··· Records for processing

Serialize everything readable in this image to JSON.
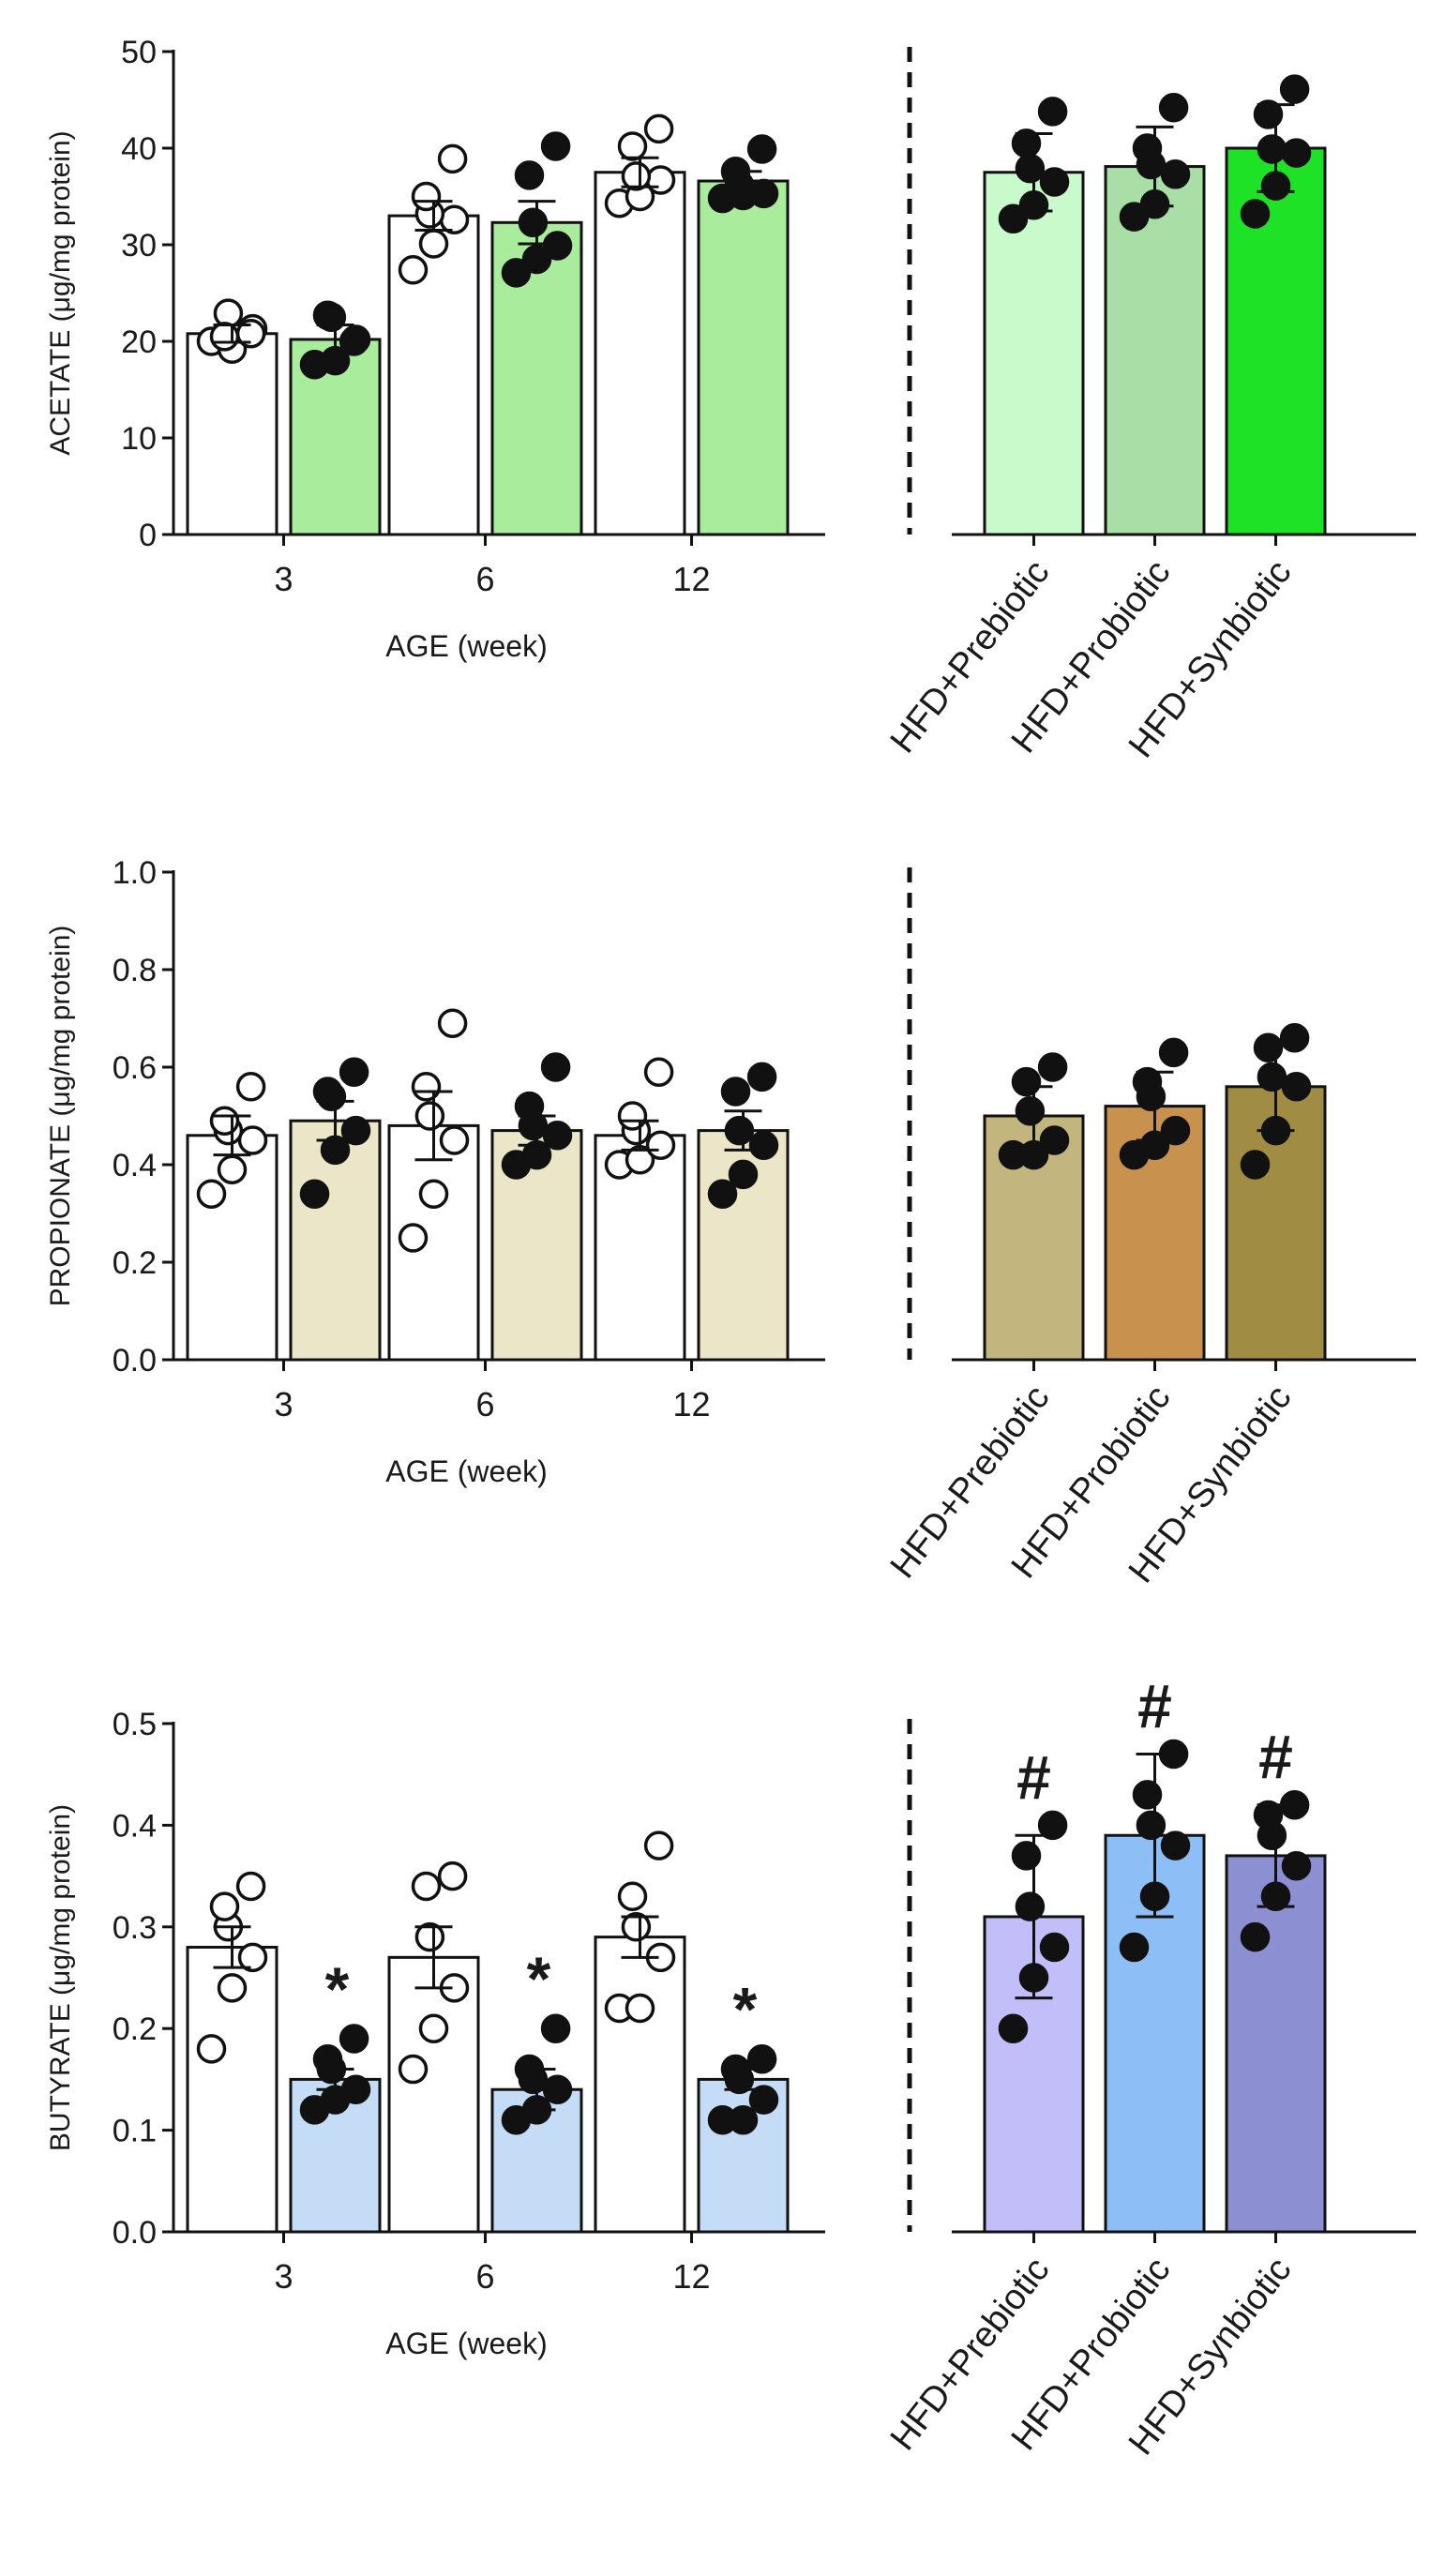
{
  "figure": {
    "panels_left": [
      {
        "id": "acetate",
        "ylabel": "ACETATE (μg/mg protein)",
        "xlabel": "AGE (week)",
        "ylim": [
          0,
          50
        ],
        "ticks": [
          0,
          10,
          20,
          30,
          40,
          50
        ],
        "tick_labels": [
          "0",
          "10",
          "20",
          "30",
          "40",
          "50"
        ],
        "colors": {
          "control": "#ffffff",
          "hfd": "#a8ec9c"
        },
        "groups": [
          {
            "label": "3",
            "control": {
              "mean": 20.8,
              "err": 0.9,
              "points": [
                20.0,
                19.2,
                21.3,
                22.9,
                20.5,
                20.8
              ]
            },
            "hfd": {
              "mean": 20.2,
              "err": 1.5,
              "points": [
                17.6,
                18.0,
                20.2,
                22.5,
                22.7,
                20.0
              ],
              "annotation": ""
            }
          },
          {
            "label": "6",
            "control": {
              "mean": 33.0,
              "err": 1.5,
              "points": [
                27.4,
                30.1,
                32.6,
                33.2,
                35.0,
                38.9
              ]
            },
            "hfd": {
              "mean": 32.3,
              "err": 2.2,
              "points": [
                27.1,
                28.5,
                29.9,
                32.3,
                37.2,
                40.2
              ],
              "annotation": ""
            }
          },
          {
            "label": "12",
            "control": {
              "mean": 37.5,
              "err": 1.5,
              "points": [
                34.3,
                35.0,
                36.7,
                37.1,
                40.2,
                42.0
              ]
            },
            "hfd": {
              "mean": 36.6,
              "err": 1.0,
              "points": [
                34.8,
                35.1,
                35.3,
                36.2,
                37.6,
                39.9
              ],
              "annotation": ""
            }
          }
        ]
      },
      {
        "id": "propionate",
        "ylabel": "PROPIONATE (μg/mg protein)",
        "xlabel": "AGE (week)",
        "ylim": [
          0,
          1.0
        ],
        "ticks": [
          0,
          0.2,
          0.4,
          0.6,
          0.8,
          1.0
        ],
        "tick_labels": [
          "0.0",
          "0.2",
          "0.4",
          "0.6",
          "0.8",
          "1.0"
        ],
        "colors": {
          "control": "#ffffff",
          "hfd": "#ece6c8"
        },
        "groups": [
          {
            "label": "3",
            "control": {
              "mean": 0.46,
              "err": 0.04,
              "points": [
                0.34,
                0.39,
                0.45,
                0.47,
                0.49,
                0.56
              ]
            },
            "hfd": {
              "mean": 0.49,
              "err": 0.04,
              "points": [
                0.34,
                0.43,
                0.47,
                0.54,
                0.55,
                0.59
              ],
              "annotation": ""
            }
          },
          {
            "label": "6",
            "control": {
              "mean": 0.48,
              "err": 0.07,
              "points": [
                0.25,
                0.34,
                0.45,
                0.5,
                0.56,
                0.69
              ]
            },
            "hfd": {
              "mean": 0.47,
              "err": 0.03,
              "points": [
                0.4,
                0.42,
                0.46,
                0.48,
                0.52,
                0.6
              ],
              "annotation": ""
            }
          },
          {
            "label": "12",
            "control": {
              "mean": 0.46,
              "err": 0.03,
              "points": [
                0.4,
                0.41,
                0.44,
                0.47,
                0.5,
                0.59
              ]
            },
            "hfd": {
              "mean": 0.47,
              "err": 0.04,
              "points": [
                0.34,
                0.38,
                0.44,
                0.47,
                0.55,
                0.58
              ],
              "annotation": ""
            }
          }
        ]
      },
      {
        "id": "butyrate",
        "ylabel": "BUTYRATE (μg/mg protein)",
        "xlabel": "AGE (week)",
        "ylim": [
          0,
          0.5
        ],
        "ticks": [
          0,
          0.1,
          0.2,
          0.3,
          0.4,
          0.5
        ],
        "tick_labels": [
          "0.0",
          "0.1",
          "0.2",
          "0.3",
          "0.4",
          "0.5"
        ],
        "colors": {
          "control": "#ffffff",
          "hfd": "#c4dcf6"
        },
        "groups": [
          {
            "label": "3",
            "control": {
              "mean": 0.28,
              "err": 0.02,
              "points": [
                0.18,
                0.24,
                0.27,
                0.3,
                0.32,
                0.34
              ]
            },
            "hfd": {
              "mean": 0.15,
              "err": 0.01,
              "points": [
                0.12,
                0.13,
                0.14,
                0.16,
                0.17,
                0.19
              ],
              "annotation": "*"
            }
          },
          {
            "label": "6",
            "control": {
              "mean": 0.27,
              "err": 0.03,
              "points": [
                0.16,
                0.2,
                0.24,
                0.29,
                0.34,
                0.35
              ]
            },
            "hfd": {
              "mean": 0.14,
              "err": 0.02,
              "points": [
                0.11,
                0.12,
                0.14,
                0.15,
                0.16,
                0.2
              ],
              "annotation": "*"
            }
          },
          {
            "label": "12",
            "control": {
              "mean": 0.29,
              "err": 0.02,
              "points": [
                0.22,
                0.22,
                0.27,
                0.3,
                0.33,
                0.38
              ]
            },
            "hfd": {
              "mean": 0.15,
              "err": 0.01,
              "points": [
                0.11,
                0.11,
                0.13,
                0.15,
                0.16,
                0.17
              ],
              "annotation": "*"
            }
          }
        ]
      }
    ],
    "panels_right": [
      {
        "id": "acetate-treatments",
        "categories": [
          "HFD+Prebiotic",
          "HFD+Probiotic",
          "HFD+Synbiotic"
        ],
        "colors": [
          "#c8facc",
          "#a9dfa6",
          "#1ee226"
        ],
        "bars": [
          {
            "mean": 37.5,
            "sd": 4.0,
            "points": [
              32.7,
              34.1,
              36.5,
              37.9,
              40.5,
              43.8
            ],
            "annotation": ""
          },
          {
            "mean": 38.1,
            "sd": 4.1,
            "points": [
              32.9,
              34.2,
              37.3,
              38.3,
              40.0,
              44.2
            ],
            "annotation": ""
          },
          {
            "mean": 40.0,
            "sd": 4.5,
            "points": [
              33.2,
              36.1,
              39.5,
              39.9,
              43.5,
              46.1
            ],
            "annotation": ""
          }
        ]
      },
      {
        "id": "propionate-treatments",
        "categories": [
          "HFD+Prebiotic",
          "HFD+Probiotic",
          "HFD+Synbiotic"
        ],
        "colors": [
          "#c2b57e",
          "#c9914e",
          "#a08c42"
        ],
        "bars": [
          {
            "mean": 0.5,
            "sd": 0.06,
            "points": [
              0.42,
              0.42,
              0.45,
              0.51,
              0.57,
              0.6
            ],
            "annotation": ""
          },
          {
            "mean": 0.52,
            "sd": 0.07,
            "points": [
              0.42,
              0.44,
              0.47,
              0.54,
              0.57,
              0.63
            ],
            "annotation": ""
          },
          {
            "mean": 0.56,
            "sd": 0.09,
            "points": [
              0.4,
              0.47,
              0.56,
              0.58,
              0.64,
              0.66
            ],
            "annotation": ""
          }
        ]
      },
      {
        "id": "butyrate-treatments",
        "categories": [
          "HFD+Prebiotic",
          "HFD+Probiotic",
          "HFD+Synbiotic"
        ],
        "colors": [
          "#c1befa",
          "#8dbef6",
          "#8c8fd1"
        ],
        "bars": [
          {
            "mean": 0.31,
            "sd": 0.08,
            "points": [
              0.2,
              0.25,
              0.28,
              0.32,
              0.37,
              0.4
            ],
            "annotation": "#"
          },
          {
            "mean": 0.39,
            "sd": 0.08,
            "points": [
              0.28,
              0.33,
              0.38,
              0.4,
              0.43,
              0.47
            ],
            "annotation": "#"
          },
          {
            "mean": 0.37,
            "sd": 0.05,
            "points": [
              0.29,
              0.33,
              0.36,
              0.39,
              0.41,
              0.42
            ],
            "annotation": "#"
          }
        ]
      }
    ]
  }
}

······

> _Instructions to follow_:
Type the entries again verbatim. Any pictures should be skipped.

> _Finished exercise_:
Serialize everything readable in this image to JSON.
{
  "figure": {
    "panels_left": [
      {
        "id": "acetate",
        "ylabel": "ACETATE (μg/mg protein)",
        "xlabel": "AGE (week)",
        "ylim": [
          0,
          50
        ],
        "ticks": [
          0,
          10,
          20,
          30,
          40,
          50
        ],
        "tick_labels": [
          "0",
          "10",
          "20",
          "30",
          "40",
          "50"
        ],
        "colors": {
          "control": "#ffffff",
          "hfd": "#a8ec9c"
        },
        "groups": [
          {
            "label": "3",
            "control": {
              "mean": 20.8,
              "err": 0.9,
              "points": [
                20.0,
                19.2,
                21.3,
                22.9,
                20.5,
                20.8
              ]
            },
            "hfd": {
              "mean": 20.2,
              "err": 1.5,
              "points": [
                17.6,
                18.0,
                20.2,
                22.5,
                22.7,
                20.0
              ],
              "annotation": ""
            }
          },
          {
            "label": "6",
            "control": {
              "mean": 33.0,
              "err": 1.5,
              "points": [
                27.4,
                30.1,
                32.6,
                33.2,
                35.0,
                38.9
              ]
            },
            "hfd": {
              "mean": 32.3,
              "err": 2.2,
              "points": [
                27.1,
                28.5,
                29.9,
                32.3,
                37.2,
                40.2
              ],
              "annotation": ""
            }
          },
          {
            "label": "12",
            "control": {
              "mean": 37.5,
              "err": 1.5,
              "points": [
                34.3,
                35.0,
                36.7,
                37.1,
                40.2,
                42.0
              ]
            },
            "hfd": {
              "mean": 36.6,
              "err": 1.0,
              "points": [
                34.8,
                35.1,
                35.3,
                36.2,
                37.6,
                39.9
              ],
              "annotation": ""
            }
          }
        ]
      },
      {
        "id": "propionate",
        "ylabel": "PROPIONATE (μg/mg protein)",
        "xlabel": "AGE (week)",
        "ylim": [
          0,
          1.0
        ],
        "ticks": [
          0,
          0.2,
          0.4,
          0.6,
          0.8,
          1.0
        ],
        "tick_labels": [
          "0.0",
          "0.2",
          "0.4",
          "0.6",
          "0.8",
          "1.0"
        ],
        "colors": {
          "control": "#ffffff",
          "hfd": "#ece6c8"
        },
        "groups": [
          {
            "label": "3",
            "control": {
              "mean": 0.46,
              "err": 0.04,
              "points": [
                0.34,
                0.39,
                0.45,
                0.47,
                0.49,
                0.56
              ]
            },
            "hfd": {
              "mean": 0.49,
              "err": 0.04,
              "points": [
                0.34,
                0.43,
                0.47,
                0.54,
                0.55,
                0.59
              ],
              "annotation": ""
            }
          },
          {
            "label": "6",
            "control": {
              "mean": 0.48,
              "err": 0.07,
              "points": [
                0.25,
                0.34,
                0.45,
                0.5,
                0.56,
                0.69
              ]
            },
            "hfd": {
              "mean": 0.47,
              "err": 0.03,
              "points": [
                0.4,
                0.42,
                0.46,
                0.48,
                0.52,
                0.6
              ],
              "annotation": ""
            }
          },
          {
            "label": "12",
            "control": {
              "mean": 0.46,
              "err": 0.03,
              "points": [
                0.4,
                0.41,
                0.44,
                0.47,
                0.5,
                0.59
              ]
            },
            "hfd": {
              "mean": 0.47,
              "err": 0.04,
              "points": [
                0.34,
                0.38,
                0.44,
                0.47,
                0.55,
                0.58
              ],
              "annotation": ""
            }
          }
        ]
      },
      {
        "id": "butyrate",
        "ylabel": "BUTYRATE (μg/mg protein)",
        "xlabel": "AGE (week)",
        "ylim": [
          0,
          0.5
        ],
        "ticks": [
          0,
          0.1,
          0.2,
          0.3,
          0.4,
          0.5
        ],
        "tick_labels": [
          "0.0",
          "0.1",
          "0.2",
          "0.3",
          "0.4",
          "0.5"
        ],
        "colors": {
          "control": "#ffffff",
          "hfd": "#c4dcf6"
        },
        "groups": [
          {
            "label": "3",
            "control": {
              "mean": 0.28,
              "err": 0.02,
              "points": [
                0.18,
                0.24,
                0.27,
                0.3,
                0.32,
                0.34
              ]
            },
            "hfd": {
              "mean": 0.15,
              "err": 0.01,
              "points": [
                0.12,
                0.13,
                0.14,
                0.16,
                0.17,
                0.19
              ],
              "annotation": "*"
            }
          },
          {
            "label": "6",
            "control": {
              "mean": 0.27,
              "err": 0.03,
              "points": [
                0.16,
                0.2,
                0.24,
                0.29,
                0.34,
                0.35
              ]
            },
            "hfd": {
              "mean": 0.14,
              "err": 0.02,
              "points": [
                0.11,
                0.12,
                0.14,
                0.15,
                0.16,
                0.2
              ],
              "annotation": "*"
            }
          },
          {
            "label": "12",
            "control": {
              "mean": 0.29,
              "err": 0.02,
              "points": [
                0.22,
                0.22,
                0.27,
                0.3,
                0.33,
                0.38
              ]
            },
            "hfd": {
              "mean": 0.15,
              "err": 0.01,
              "points": [
                0.11,
                0.11,
                0.13,
                0.15,
                0.16,
                0.17
              ],
              "annotation": "*"
            }
          }
        ]
      }
    ],
    "panels_right": [
      {
        "id": "acetate-treatments",
        "categories": [
          "HFD+Prebiotic",
          "HFD+Probiotic",
          "HFD+Synbiotic"
        ],
        "colors": [
          "#c8facc",
          "#a9dfa6",
          "#1ee226"
        ],
        "bars": [
          {
            "mean": 37.5,
            "sd": 4.0,
            "points": [
              32.7,
              34.1,
              36.5,
              37.9,
              40.5,
              43.8
            ],
            "annotation": ""
          },
          {
            "mean": 38.1,
            "sd": 4.1,
            "points": [
              32.9,
              34.2,
              37.3,
              38.3,
              40.0,
              44.2
            ],
            "annotation": ""
          },
          {
            "mean": 40.0,
            "sd": 4.5,
            "points": [
              33.2,
              36.1,
              39.5,
              39.9,
              43.5,
              46.1
            ],
            "annotation": ""
          }
        ]
      },
      {
        "id": "propionate-treatments",
        "categories": [
          "HFD+Prebiotic",
          "HFD+Probiotic",
          "HFD+Synbiotic"
        ],
        "colors": [
          "#c2b57e",
          "#c9914e",
          "#a08c42"
        ],
        "bars": [
          {
            "mean": 0.5,
            "sd": 0.06,
            "points": [
              0.42,
              0.42,
              0.45,
              0.51,
              0.57,
              0.6
            ],
            "annotation": ""
          },
          {
            "mean": 0.52,
            "sd": 0.07,
            "points": [
              0.42,
              0.44,
              0.47,
              0.54,
              0.57,
              0.63
            ],
            "annotation": ""
          },
          {
            "mean": 0.56,
            "sd": 0.09,
            "points": [
              0.4,
              0.47,
              0.56,
              0.58,
              0.64,
              0.66
            ],
            "annotation": ""
          }
        ]
      },
      {
        "id": "butyrate-treatments",
        "categories": [
          "HFD+Prebiotic",
          "HFD+Probiotic",
          "HFD+Synbiotic"
        ],
        "colors": [
          "#c1befa",
          "#8dbef6",
          "#8c8fd1"
        ],
        "bars": [
          {
            "mean": 0.31,
            "sd": 0.08,
            "points": [
              0.2,
              0.25,
              0.28,
              0.32,
              0.37,
              0.4
            ],
            "annotation": "#"
          },
          {
            "mean": 0.39,
            "sd": 0.08,
            "points": [
              0.28,
              0.33,
              0.38,
              0.4,
              0.43,
              0.47
            ],
            "annotation": "#"
          },
          {
            "mean": 0.37,
            "sd": 0.05,
            "points": [
              0.29,
              0.33,
              0.36,
              0.39,
              0.41,
              0.42
            ],
            "annotation": "#"
          }
        ]
      }
    ]
  }
}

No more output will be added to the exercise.